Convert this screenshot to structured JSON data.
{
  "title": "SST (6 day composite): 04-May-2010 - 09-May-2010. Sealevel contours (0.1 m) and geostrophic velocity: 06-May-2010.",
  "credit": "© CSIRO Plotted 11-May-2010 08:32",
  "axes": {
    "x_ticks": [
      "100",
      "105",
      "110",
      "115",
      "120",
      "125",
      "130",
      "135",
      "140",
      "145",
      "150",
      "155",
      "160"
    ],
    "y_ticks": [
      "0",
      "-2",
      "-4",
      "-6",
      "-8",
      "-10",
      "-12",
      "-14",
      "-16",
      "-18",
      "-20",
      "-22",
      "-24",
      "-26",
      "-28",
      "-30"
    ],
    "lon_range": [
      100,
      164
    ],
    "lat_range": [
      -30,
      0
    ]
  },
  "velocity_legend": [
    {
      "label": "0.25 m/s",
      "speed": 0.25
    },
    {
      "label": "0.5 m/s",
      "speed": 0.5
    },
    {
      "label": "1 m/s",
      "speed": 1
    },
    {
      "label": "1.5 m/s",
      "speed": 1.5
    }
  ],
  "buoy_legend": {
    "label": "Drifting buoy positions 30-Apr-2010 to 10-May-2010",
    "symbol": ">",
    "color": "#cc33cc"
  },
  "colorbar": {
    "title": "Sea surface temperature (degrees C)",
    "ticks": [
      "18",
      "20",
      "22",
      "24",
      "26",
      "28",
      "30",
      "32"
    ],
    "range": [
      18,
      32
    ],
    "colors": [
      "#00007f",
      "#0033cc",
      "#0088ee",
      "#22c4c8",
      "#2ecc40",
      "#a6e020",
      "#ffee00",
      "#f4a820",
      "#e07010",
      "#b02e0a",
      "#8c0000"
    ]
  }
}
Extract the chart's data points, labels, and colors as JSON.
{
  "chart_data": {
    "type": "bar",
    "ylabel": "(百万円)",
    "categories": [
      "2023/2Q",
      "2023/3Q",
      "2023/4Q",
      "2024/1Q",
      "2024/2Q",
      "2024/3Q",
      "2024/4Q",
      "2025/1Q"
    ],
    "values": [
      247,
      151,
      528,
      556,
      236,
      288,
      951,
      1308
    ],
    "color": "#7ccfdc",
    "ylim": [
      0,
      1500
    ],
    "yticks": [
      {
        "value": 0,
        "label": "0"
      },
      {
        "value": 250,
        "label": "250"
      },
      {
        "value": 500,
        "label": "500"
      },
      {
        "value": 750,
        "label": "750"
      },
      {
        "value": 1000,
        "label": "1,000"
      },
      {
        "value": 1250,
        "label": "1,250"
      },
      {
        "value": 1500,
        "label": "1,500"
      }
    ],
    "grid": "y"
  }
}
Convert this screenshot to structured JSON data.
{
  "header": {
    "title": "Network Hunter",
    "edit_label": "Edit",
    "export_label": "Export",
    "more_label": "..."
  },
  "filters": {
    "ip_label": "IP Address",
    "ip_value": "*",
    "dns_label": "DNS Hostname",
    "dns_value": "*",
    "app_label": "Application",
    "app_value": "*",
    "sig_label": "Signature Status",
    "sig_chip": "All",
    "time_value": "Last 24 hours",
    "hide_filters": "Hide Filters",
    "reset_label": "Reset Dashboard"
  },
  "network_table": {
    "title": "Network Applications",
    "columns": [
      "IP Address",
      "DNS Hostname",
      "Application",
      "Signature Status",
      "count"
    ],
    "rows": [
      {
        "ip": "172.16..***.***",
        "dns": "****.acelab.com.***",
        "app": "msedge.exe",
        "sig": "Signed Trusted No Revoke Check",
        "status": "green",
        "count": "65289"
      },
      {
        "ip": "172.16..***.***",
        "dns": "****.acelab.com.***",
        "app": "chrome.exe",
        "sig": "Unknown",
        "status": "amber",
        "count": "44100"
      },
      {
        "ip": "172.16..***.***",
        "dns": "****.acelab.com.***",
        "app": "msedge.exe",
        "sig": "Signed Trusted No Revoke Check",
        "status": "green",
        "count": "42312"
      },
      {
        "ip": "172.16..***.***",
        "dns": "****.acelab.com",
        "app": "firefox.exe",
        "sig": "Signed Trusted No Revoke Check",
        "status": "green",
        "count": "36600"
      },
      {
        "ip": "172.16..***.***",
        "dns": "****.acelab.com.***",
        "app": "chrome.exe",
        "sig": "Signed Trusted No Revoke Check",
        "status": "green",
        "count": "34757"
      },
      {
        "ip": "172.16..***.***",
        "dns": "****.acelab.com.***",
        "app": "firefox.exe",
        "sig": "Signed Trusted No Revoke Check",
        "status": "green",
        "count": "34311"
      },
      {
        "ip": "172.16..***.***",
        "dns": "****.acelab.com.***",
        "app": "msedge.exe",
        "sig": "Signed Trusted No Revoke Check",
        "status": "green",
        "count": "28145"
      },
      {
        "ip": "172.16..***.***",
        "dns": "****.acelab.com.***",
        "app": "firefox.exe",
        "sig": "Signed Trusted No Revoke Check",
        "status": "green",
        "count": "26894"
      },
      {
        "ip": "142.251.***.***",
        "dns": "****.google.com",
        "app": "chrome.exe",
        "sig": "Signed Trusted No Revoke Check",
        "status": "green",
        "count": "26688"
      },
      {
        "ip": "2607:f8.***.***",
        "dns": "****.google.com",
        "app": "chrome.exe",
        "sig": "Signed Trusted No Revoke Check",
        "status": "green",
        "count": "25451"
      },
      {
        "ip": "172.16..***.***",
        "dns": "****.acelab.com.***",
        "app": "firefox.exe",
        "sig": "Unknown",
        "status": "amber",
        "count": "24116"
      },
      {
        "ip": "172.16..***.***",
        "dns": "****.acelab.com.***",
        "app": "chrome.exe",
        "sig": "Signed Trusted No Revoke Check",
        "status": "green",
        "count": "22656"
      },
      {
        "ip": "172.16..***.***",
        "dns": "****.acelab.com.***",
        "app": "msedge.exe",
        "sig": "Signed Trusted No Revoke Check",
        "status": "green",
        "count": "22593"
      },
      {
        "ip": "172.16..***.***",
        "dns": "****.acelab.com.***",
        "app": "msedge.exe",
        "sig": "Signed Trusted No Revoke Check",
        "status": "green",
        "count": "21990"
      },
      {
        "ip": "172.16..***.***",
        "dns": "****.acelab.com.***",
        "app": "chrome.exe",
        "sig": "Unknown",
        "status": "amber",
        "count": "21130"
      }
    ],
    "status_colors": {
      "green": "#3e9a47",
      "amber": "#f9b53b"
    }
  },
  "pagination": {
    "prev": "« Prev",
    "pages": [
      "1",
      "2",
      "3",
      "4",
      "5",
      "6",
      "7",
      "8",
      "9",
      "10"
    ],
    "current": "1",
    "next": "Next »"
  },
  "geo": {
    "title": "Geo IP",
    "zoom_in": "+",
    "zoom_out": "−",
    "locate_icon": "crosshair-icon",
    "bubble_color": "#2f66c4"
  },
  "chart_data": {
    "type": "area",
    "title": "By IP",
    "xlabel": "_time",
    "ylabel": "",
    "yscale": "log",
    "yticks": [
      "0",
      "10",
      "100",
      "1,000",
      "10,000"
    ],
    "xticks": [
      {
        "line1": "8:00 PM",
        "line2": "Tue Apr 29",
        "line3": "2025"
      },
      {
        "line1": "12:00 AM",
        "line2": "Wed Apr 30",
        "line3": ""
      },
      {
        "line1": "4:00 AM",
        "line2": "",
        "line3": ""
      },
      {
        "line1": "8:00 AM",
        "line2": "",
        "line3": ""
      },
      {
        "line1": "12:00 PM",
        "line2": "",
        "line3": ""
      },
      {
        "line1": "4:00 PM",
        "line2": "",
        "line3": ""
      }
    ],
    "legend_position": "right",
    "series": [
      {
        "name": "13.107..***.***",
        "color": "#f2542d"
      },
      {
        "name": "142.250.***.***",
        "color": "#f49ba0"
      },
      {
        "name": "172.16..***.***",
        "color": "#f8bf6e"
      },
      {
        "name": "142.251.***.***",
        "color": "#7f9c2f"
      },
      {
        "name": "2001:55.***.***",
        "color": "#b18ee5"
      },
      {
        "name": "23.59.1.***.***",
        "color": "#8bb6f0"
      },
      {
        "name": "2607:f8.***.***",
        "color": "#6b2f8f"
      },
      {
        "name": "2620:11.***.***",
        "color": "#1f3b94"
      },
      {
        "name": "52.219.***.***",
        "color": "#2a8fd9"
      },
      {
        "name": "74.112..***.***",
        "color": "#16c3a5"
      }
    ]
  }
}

Brief: State only the number of lines in these entries that contain "Hostname".

Reply: 2